----- Recorded data

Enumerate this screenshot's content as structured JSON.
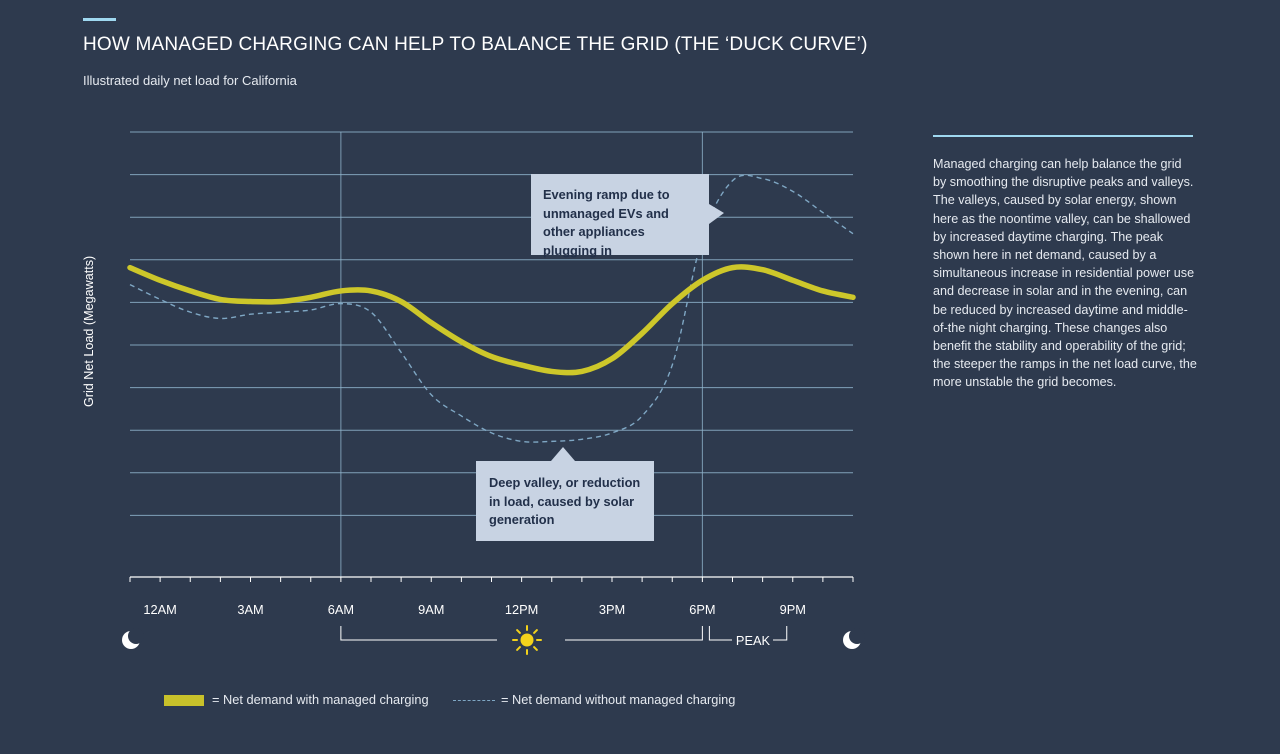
{
  "header": {
    "title": "HOW MANAGED CHARGING CAN HELP TO BALANCE THE GRID (THE ‘DUCK CURVE’)",
    "subtitle": "Illustrated daily net load for California"
  },
  "sidebar": {
    "text": "Managed charging can help balance the grid by smoothing the disruptive peaks and valleys. The valleys, caused by solar energy, shown here as the noontime valley, can be shallowed by increased daytime charging. The peak shown here in net demand, caused by a simultaneous increase in residential power use and decrease in solar and in the evening, can be reduced by increased daytime and middle-of-the night charging. These changes also benefit the stability and operability of the grid; the steeper the ramps in the net load curve, the more unstable the grid becomes."
  },
  "callouts": {
    "evening": "Evening ramp due to unmanaged EVs and other appliances plugging in",
    "valley": "Deep valley, or reduction in load, caused by solar generation"
  },
  "legend": {
    "managed": "= Net demand with managed charging",
    "unmanaged": "= Net demand without managed charging"
  },
  "colors": {
    "background": "#2e3a4e",
    "managed": "#cdc72a",
    "unmanaged": "#7fa7c4",
    "grid": "#8fb4cc",
    "accent": "#9fd8f0",
    "sun": "#f3d21c"
  },
  "chart_data": {
    "type": "line",
    "title": "HOW MANAGED CHARGING CAN HELP TO BALANCE THE GRID (THE ‘DUCK CURVE’)",
    "ylabel": "Grid Net Load (Megawatts)",
    "xlabel": "",
    "xlim": [
      -1,
      23
    ],
    "ylim": [
      0,
      10.5
    ],
    "gridlines": 10,
    "x_ticks": [
      {
        "x": 0,
        "label": "12AM"
      },
      {
        "x": 3,
        "label": "3AM"
      },
      {
        "x": 6,
        "label": "6AM"
      },
      {
        "x": 9,
        "label": "9AM"
      },
      {
        "x": 12,
        "label": "12PM"
      },
      {
        "x": 15,
        "label": "3PM"
      },
      {
        "x": 18,
        "label": "6PM"
      },
      {
        "x": 21,
        "label": "9PM"
      }
    ],
    "vertical_markers": [
      6,
      18
    ],
    "annotations": {
      "daytime_span": [
        6,
        18
      ],
      "peak_label": "PEAK",
      "peak_span": [
        18,
        21
      ]
    },
    "series": [
      {
        "name": "Net demand with managed charging",
        "style": "solid",
        "x": [
          -1,
          0,
          1,
          2,
          3,
          4,
          5,
          6,
          7,
          8,
          9,
          10,
          11,
          12,
          13,
          14,
          15,
          16,
          17,
          18,
          19,
          20,
          21,
          22,
          23
        ],
        "y": [
          7.3,
          7.0,
          6.75,
          6.55,
          6.5,
          6.5,
          6.6,
          6.75,
          6.75,
          6.5,
          6.0,
          5.55,
          5.2,
          5.0,
          4.85,
          4.85,
          5.15,
          5.75,
          6.45,
          7.0,
          7.3,
          7.25,
          7.0,
          6.75,
          6.6
        ],
        "smooth": true
      },
      {
        "name": "Net demand without managed charging",
        "style": "dashed",
        "x": [
          -1,
          0,
          1,
          2,
          3,
          4,
          5,
          6,
          7,
          8,
          9,
          10,
          11,
          12,
          13,
          14,
          15,
          16,
          17,
          18,
          19,
          20,
          21,
          22,
          23
        ],
        "y": [
          6.9,
          6.55,
          6.25,
          6.1,
          6.2,
          6.25,
          6.3,
          6.45,
          6.25,
          5.3,
          4.3,
          3.8,
          3.4,
          3.2,
          3.2,
          3.25,
          3.4,
          3.8,
          5.0,
          8.0,
          9.35,
          9.4,
          9.1,
          8.6,
          8.1
        ],
        "smooth": true
      }
    ]
  }
}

----------

Copy every line of the listing that contains the word "solar".

_Solved problem_
    "text": "Managed charging can help balance the grid by smoothing the disruptive peaks and valleys. The valleys, caused by solar energy, shown here as the noontime valley, can be shallowed by increased daytime charging. The peak shown here in net demand, caused by a simultaneous increase in residential power use and decrease in solar and in the evening, can be reduced by increased daytime and middle-of-the night charging. These changes also benefit the stability and operability of the grid; the steeper the ramps in the net load curve, the more unstable the grid becomes."
    "valley": "Deep valley, or reduction in load, caused by solar generation"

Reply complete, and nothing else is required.